▶ [Goal 1] According to the discussion of the Bill Gates desert case, what does French law require?
▶ [Goal 2] In the discussion of the Bill Gates desert case, which groups of defendants are named in the fire-in-a-dance-hall case?

#### Text section

At this point we have to make a choice between Rule of Law and the efficiency principle. I’m choosing the former because I see it as being a necessary condition for the latter.
Neil’s right, but I think he understates the difficulty. If you start holding people liable for failing to prevent some harm, when they “reasonably” ought to have prevented it, you will have created a situation in which everybody in the vicinity of an accident becomes a potential defendant. The legal system already has too many potential defendants. Some years ago, one of those fire-in-a-dance-hall cases had several thousand defendants. Not just the morons who let in too many people and locked the emergency exists, but the people who made each item of furniture, the people who made or sold the paint used on that furniture, and so on. Add liability for failure to prevent harm, and you’ve multiplied the number of defendants enormously. Somebody steps into the road and gets hit by a car, and you can sue anybody on the sidewalk, who might have noticed (or “ought to have noticed, but didn’t”) the victim stepping off and stopped him. And then a group of people whom you wouldn’t dream of asking for advice about any important matter gets to sort all this out. You might as well pass a law that says “the wealthiest person within 1000 yards of an injury has to pay.” That probably wouldn’t pass anybody’s efficiency test.
The difficulty here is that you can’t make a rule for the Bill Gates in the desert case that doesn’t mess up thousands of other cases. Even if (some version of) efficiency is the right goal to look for, it wouldn’t make sense to ask what would be efficient for this particular case if you can’t make a rule for just that particular case.
In France it is a legal requirement to help somone who is injured. I do not know if dying of thirst counts as injured.
I punted on the legal issue and addressed only the easier moral issue in this example. But I’ll come clean–I would oppose any law that would require me (or you), as an individual, to come to someone’s aid. Not giving my bottle of water to a man dying of thirst may make me the world’s biggest jerk, but in a free society I have the right to be a jerk.
Paradoxical as it sounds, that does not mean that I would necessarily oppose a tax financed program that helps people in dire circumstances get access to goods and services they desperately need (translation of “desperately need”–they would pay a lot to get it if only they had the ability to pay) but cannot afford, for example emergency health care. Moreover, I would prefer an “in kind” program in such circumstances rather than a supposedly more efficient cash program, because if they truly desperately need this good they would spend all of any additional cash on it anyway.
You say, “…Bill’s water is worth, say, $10,000 to him… Why such a high number? It’s not because Bill enjoys his water any more than you or I do — it’s just because Bill happens to be filthy rich.”
And you are right but I think you are presenting it in the wrong terms.

########
#### Given data

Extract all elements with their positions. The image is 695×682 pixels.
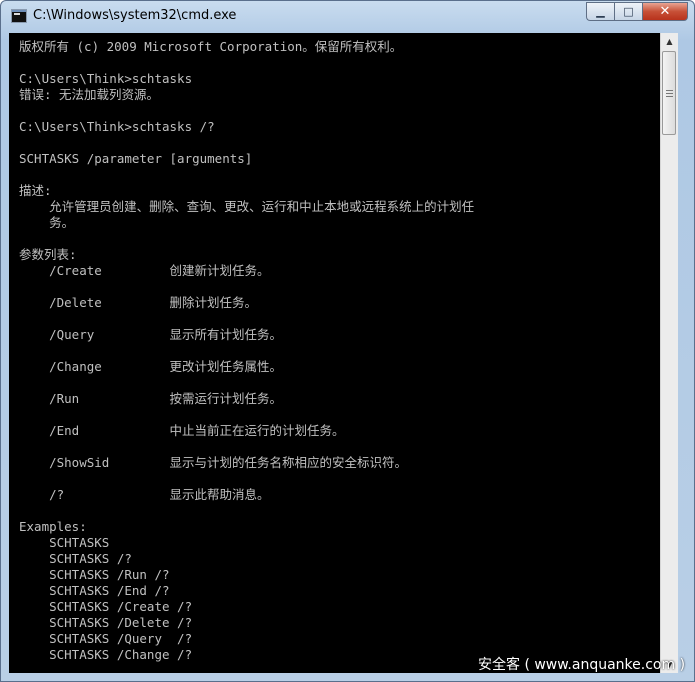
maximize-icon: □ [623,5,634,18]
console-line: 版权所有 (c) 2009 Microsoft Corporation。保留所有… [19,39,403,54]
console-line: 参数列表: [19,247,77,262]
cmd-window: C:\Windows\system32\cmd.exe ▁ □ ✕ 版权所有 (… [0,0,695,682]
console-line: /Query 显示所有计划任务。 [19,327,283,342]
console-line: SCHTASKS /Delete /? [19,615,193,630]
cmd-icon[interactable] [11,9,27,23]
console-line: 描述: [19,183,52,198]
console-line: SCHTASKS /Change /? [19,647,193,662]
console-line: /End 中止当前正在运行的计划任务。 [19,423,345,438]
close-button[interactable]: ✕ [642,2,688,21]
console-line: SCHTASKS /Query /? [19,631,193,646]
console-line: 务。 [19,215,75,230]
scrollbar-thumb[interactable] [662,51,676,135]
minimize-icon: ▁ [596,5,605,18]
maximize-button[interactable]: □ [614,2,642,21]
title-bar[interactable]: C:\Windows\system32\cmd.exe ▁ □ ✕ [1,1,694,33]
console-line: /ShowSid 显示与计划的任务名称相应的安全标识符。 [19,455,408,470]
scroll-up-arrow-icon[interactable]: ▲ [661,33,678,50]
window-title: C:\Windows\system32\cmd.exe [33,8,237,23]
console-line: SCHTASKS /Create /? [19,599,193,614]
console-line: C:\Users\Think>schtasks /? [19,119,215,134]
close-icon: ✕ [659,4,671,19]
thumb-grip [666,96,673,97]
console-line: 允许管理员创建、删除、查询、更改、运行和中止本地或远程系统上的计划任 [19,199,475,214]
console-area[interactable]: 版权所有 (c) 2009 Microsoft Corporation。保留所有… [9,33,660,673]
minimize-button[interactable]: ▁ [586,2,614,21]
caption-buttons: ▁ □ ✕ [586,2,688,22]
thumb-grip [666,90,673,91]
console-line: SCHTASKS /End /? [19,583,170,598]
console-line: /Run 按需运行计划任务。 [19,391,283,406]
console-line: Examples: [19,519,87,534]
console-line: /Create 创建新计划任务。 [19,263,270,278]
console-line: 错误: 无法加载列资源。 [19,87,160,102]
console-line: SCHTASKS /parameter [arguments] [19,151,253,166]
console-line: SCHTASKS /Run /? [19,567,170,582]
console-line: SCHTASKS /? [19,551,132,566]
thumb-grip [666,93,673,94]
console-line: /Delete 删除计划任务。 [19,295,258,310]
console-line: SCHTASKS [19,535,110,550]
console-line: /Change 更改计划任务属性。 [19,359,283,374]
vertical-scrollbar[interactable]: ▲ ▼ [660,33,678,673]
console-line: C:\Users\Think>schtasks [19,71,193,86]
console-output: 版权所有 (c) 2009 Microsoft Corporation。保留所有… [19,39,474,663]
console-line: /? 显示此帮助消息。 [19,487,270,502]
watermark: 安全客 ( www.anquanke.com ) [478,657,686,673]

########
#### Given data

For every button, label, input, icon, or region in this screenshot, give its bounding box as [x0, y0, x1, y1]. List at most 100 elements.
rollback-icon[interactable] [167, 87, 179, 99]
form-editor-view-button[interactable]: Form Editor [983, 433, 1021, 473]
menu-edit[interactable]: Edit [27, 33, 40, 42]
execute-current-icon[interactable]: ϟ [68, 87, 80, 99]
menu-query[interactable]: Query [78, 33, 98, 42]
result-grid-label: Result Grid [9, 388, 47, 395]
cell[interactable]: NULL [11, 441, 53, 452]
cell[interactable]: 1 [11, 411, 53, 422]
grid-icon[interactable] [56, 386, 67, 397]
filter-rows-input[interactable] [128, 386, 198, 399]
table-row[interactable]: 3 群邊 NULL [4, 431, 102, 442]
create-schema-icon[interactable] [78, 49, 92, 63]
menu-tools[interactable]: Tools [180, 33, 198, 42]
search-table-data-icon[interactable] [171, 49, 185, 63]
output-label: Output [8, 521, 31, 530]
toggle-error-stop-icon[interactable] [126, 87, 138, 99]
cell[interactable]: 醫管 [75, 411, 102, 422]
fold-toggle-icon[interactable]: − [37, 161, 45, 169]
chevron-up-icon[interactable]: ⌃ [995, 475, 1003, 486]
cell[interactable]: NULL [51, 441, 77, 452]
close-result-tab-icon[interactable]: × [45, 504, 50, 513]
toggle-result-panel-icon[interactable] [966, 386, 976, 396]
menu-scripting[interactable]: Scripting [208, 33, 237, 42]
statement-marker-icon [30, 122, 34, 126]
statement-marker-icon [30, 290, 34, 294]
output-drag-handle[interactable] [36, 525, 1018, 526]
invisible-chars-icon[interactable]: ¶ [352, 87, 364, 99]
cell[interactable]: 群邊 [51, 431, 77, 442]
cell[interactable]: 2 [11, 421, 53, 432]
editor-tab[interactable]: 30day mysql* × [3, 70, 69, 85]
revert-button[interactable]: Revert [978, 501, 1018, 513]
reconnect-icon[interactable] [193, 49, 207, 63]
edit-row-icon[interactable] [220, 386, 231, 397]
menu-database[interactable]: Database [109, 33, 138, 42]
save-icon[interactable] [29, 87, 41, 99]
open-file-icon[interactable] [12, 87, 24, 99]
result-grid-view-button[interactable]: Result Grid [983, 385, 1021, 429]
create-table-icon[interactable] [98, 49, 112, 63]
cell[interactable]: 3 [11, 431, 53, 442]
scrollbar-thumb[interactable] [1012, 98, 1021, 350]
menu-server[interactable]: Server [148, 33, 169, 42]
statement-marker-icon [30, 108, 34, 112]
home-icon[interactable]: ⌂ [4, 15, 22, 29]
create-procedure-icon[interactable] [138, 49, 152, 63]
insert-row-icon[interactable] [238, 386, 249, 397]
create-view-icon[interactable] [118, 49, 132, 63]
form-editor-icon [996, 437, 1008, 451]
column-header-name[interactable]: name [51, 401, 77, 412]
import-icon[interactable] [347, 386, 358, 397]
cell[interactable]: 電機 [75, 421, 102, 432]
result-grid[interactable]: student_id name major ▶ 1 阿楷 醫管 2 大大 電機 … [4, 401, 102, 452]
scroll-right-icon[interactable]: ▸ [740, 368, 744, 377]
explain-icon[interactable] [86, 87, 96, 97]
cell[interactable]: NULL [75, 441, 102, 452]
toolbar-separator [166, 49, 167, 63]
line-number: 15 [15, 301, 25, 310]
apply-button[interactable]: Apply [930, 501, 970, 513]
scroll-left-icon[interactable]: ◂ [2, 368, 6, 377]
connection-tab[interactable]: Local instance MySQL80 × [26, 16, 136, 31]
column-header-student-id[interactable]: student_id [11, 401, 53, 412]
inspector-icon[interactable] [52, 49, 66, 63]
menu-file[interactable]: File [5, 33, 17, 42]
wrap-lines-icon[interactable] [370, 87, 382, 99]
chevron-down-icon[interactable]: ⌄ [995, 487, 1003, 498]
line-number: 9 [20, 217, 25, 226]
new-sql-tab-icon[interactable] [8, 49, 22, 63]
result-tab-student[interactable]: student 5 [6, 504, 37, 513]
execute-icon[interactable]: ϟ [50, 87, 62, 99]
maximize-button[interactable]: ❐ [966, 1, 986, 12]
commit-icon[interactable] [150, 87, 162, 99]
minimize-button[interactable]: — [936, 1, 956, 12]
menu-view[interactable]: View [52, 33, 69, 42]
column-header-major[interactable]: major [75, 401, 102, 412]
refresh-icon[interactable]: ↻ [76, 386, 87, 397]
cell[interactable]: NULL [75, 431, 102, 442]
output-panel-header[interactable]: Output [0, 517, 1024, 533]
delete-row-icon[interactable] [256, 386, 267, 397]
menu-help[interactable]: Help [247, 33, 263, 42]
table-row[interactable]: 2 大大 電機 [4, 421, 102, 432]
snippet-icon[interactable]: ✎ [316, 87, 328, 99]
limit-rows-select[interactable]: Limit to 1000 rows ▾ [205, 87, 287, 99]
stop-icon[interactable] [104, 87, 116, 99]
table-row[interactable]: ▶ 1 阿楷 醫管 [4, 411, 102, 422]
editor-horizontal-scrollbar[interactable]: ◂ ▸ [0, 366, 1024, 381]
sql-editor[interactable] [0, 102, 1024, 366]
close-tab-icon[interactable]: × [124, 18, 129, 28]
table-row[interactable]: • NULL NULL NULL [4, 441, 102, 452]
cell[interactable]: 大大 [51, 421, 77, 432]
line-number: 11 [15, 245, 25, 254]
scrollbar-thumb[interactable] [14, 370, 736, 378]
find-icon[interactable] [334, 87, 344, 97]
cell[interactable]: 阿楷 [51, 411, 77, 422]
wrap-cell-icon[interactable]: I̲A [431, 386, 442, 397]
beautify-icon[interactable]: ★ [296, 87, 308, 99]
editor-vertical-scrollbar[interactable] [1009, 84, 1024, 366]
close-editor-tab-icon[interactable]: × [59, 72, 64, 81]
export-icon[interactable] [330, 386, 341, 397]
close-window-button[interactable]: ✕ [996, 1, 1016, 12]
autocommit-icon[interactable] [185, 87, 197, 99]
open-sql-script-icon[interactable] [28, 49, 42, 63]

########

▶ [Correct result 1] In France, it is a legal requirement to help someone who is injured.

▶ [Correct result 2]
- The people who let in too many people and locked the emergency exits
- The people who made each item of furniture
- The people who made or sold the paint used on that furniture